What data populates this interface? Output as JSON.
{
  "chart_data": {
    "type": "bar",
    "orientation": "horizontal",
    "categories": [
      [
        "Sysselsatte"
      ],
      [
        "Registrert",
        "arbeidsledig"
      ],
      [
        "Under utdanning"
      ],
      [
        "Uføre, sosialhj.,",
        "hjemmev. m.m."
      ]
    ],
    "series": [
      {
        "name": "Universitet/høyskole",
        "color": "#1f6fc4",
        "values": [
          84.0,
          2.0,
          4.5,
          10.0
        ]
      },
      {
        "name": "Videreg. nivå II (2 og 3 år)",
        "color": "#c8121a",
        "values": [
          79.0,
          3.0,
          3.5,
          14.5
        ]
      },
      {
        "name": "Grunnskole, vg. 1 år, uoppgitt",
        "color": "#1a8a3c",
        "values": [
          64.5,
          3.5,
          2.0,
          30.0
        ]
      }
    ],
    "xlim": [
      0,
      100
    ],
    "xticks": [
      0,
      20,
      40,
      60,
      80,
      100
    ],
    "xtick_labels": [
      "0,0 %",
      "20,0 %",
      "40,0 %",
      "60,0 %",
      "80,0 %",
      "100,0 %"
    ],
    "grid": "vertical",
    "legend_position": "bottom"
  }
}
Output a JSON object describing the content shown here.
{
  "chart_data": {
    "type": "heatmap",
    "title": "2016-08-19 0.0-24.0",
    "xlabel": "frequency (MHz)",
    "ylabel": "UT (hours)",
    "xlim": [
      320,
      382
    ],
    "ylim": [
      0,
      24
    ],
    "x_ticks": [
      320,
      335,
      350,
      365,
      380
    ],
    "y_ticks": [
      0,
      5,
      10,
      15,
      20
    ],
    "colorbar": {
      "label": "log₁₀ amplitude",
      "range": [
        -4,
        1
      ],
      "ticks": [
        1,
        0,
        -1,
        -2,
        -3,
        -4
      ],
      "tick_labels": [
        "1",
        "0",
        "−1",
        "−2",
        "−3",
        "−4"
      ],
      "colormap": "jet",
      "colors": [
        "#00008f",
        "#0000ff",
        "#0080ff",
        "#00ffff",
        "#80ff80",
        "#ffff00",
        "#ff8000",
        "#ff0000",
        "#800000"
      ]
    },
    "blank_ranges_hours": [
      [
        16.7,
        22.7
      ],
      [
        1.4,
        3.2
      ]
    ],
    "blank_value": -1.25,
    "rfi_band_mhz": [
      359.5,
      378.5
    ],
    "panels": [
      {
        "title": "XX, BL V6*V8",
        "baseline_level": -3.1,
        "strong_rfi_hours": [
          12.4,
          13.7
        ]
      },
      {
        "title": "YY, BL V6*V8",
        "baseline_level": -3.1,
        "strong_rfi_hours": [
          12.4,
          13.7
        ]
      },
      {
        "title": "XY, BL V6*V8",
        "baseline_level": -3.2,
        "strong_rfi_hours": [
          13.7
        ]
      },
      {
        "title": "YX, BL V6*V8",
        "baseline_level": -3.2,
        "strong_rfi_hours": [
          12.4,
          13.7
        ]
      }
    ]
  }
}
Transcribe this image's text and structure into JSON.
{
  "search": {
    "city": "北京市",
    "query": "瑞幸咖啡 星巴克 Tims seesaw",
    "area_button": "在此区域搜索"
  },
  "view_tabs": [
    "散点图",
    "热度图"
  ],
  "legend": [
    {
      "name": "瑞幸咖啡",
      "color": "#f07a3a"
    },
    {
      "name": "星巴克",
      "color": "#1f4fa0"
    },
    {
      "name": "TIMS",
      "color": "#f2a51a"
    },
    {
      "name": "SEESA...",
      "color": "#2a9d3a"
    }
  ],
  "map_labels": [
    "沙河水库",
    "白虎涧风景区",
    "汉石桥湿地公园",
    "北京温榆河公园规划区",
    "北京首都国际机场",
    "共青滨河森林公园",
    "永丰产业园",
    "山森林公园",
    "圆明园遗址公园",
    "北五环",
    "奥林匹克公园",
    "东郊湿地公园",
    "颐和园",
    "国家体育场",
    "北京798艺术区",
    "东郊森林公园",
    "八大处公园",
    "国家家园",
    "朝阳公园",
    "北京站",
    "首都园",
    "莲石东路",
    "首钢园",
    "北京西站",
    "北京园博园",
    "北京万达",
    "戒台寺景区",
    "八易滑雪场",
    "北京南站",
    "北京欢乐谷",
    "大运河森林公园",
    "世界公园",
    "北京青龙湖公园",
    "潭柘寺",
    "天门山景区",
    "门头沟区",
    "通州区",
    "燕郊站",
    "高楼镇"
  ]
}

* _THE PROBLEM_: Restate each entry exactly, skipping none.

* _RESPONSE TO THIS TASK_:
What data populates this interface? Output as JSON.
{
  "chart_data": {
    "type": "bar",
    "orientation": "horizontal",
    "categories": [
      [
        "Sysselsatte"
      ],
      [
        "Registrert",
        "arbeidsledig"
      ],
      [
        "Under utdanning"
      ],
      [
        "Uføre, sosialhj.,",
        "hjemmev. m.m."
      ]
    ],
    "series": [
      {
        "name": "Universitet/høyskole",
        "color": "#1f6fc4",
        "values": [
          84.0,
          2.0,
          4.5,
          10.0
        ]
      },
      {
        "name": "Videreg. nivå II (2 og 3 år)",
        "color": "#c8121a",
        "values": [
          79.0,
          3.0,
          3.5,
          14.5
        ]
      },
      {
        "name": "Grunnskole, vg. 1 år, uoppgitt",
        "color": "#1a8a3c",
        "values": [
          64.5,
          3.5,
          2.0,
          30.0
        ]
      }
    ],
    "xlim": [
      0,
      100
    ],
    "xticks": [
      0,
      20,
      40,
      60,
      80,
      100
    ],
    "xtick_labels": [
      "0,0 %",
      "20,0 %",
      "40,0 %",
      "60,0 %",
      "80,0 %",
      "100,0 %"
    ],
    "grid": "vertical",
    "legend_position": "bottom"
  }
}
Output a JSON object describing the content shown here.
{
  "chart_data": {
    "type": "heatmap",
    "title": "2016-08-19 0.0-24.0",
    "xlabel": "frequency (MHz)",
    "ylabel": "UT (hours)",
    "xlim": [
      320,
      382
    ],
    "ylim": [
      0,
      24
    ],
    "x_ticks": [
      320,
      335,
      350,
      365,
      380
    ],
    "y_ticks": [
      0,
      5,
      10,
      15,
      20
    ],
    "colorbar": {
      "label": "log₁₀ amplitude",
      "range": [
        -4,
        1
      ],
      "ticks": [
        1,
        0,
        -1,
        -2,
        -3,
        -4
      ],
      "tick_labels": [
        "1",
        "0",
        "−1",
        "−2",
        "−3",
        "−4"
      ],
      "colormap": "jet",
      "colors": [
        "#00008f",
        "#0000ff",
        "#0080ff",
        "#00ffff",
        "#80ff80",
        "#ffff00",
        "#ff8000",
        "#ff0000",
        "#800000"
      ]
    },
    "blank_ranges_hours": [
      [
        16.7,
        22.7
      ],
      [
        1.4,
        3.2
      ]
    ],
    "blank_value": -1.25,
    "rfi_band_mhz": [
      359.5,
      378.5
    ],
    "panels": [
      {
        "title": "XX, BL V6*V8",
        "baseline_level": -3.1,
        "strong_rfi_hours": [
          12.4,
          13.7
        ]
      },
      {
        "title": "YY, BL V6*V8",
        "baseline_level": -3.1,
        "strong_rfi_hours": [
          12.4,
          13.7
        ]
      },
      {
        "title": "XY, BL V6*V8",
        "baseline_level": -3.2,
        "strong_rfi_hours": [
          13.7
        ]
      },
      {
        "title": "YX, BL V6*V8",
        "baseline_level": -3.2,
        "strong_rfi_hours": [
          12.4,
          13.7
        ]
      }
    ]
  }
}
Transcribe this image's text and structure into JSON.
{
  "search": {
    "city": "北京市",
    "query": "瑞幸咖啡 星巴克 Tims seesaw",
    "area_button": "在此区域搜索"
  },
  "view_tabs": [
    "散点图",
    "热度图"
  ],
  "legend": [
    {
      "name": "瑞幸咖啡",
      "color": "#f07a3a"
    },
    {
      "name": "星巴克",
      "color": "#1f4fa0"
    },
    {
      "name": "TIMS",
      "color": "#f2a51a"
    },
    {
      "name": "SEESA...",
      "color": "#2a9d3a"
    }
  ],
  "map_labels": [
    "沙河水库",
    "白虎涧风景区",
    "汉石桥湿地公园",
    "北京温榆河公园规划区",
    "北京首都国际机场",
    "共青滨河森林公园",
    "永丰产业园",
    "山森林公园",
    "圆明园遗址公园",
    "北五环",
    "奥林匹克公园",
    "东郊湿地公园",
    "颐和园",
    "国家体育场",
    "北京798艺术区",
    "东郊森林公园",
    "八大处公园",
    "国家家园",
    "朝阳公园",
    "北京站",
    "首都园",
    "莲石东路",
    "首钢园",
    "北京西站",
    "北京园博园",
    "北京万达",
    "戒台寺景区",
    "八易滑雪场",
    "北京南站",
    "北京欢乐谷",
    "大运河森林公园",
    "世界公园",
    "北京青龙湖公园",
    "潭柘寺",
    "天门山景区",
    "门头沟区",
    "通州区",
    "燕郊站",
    "高楼镇"
  ]
}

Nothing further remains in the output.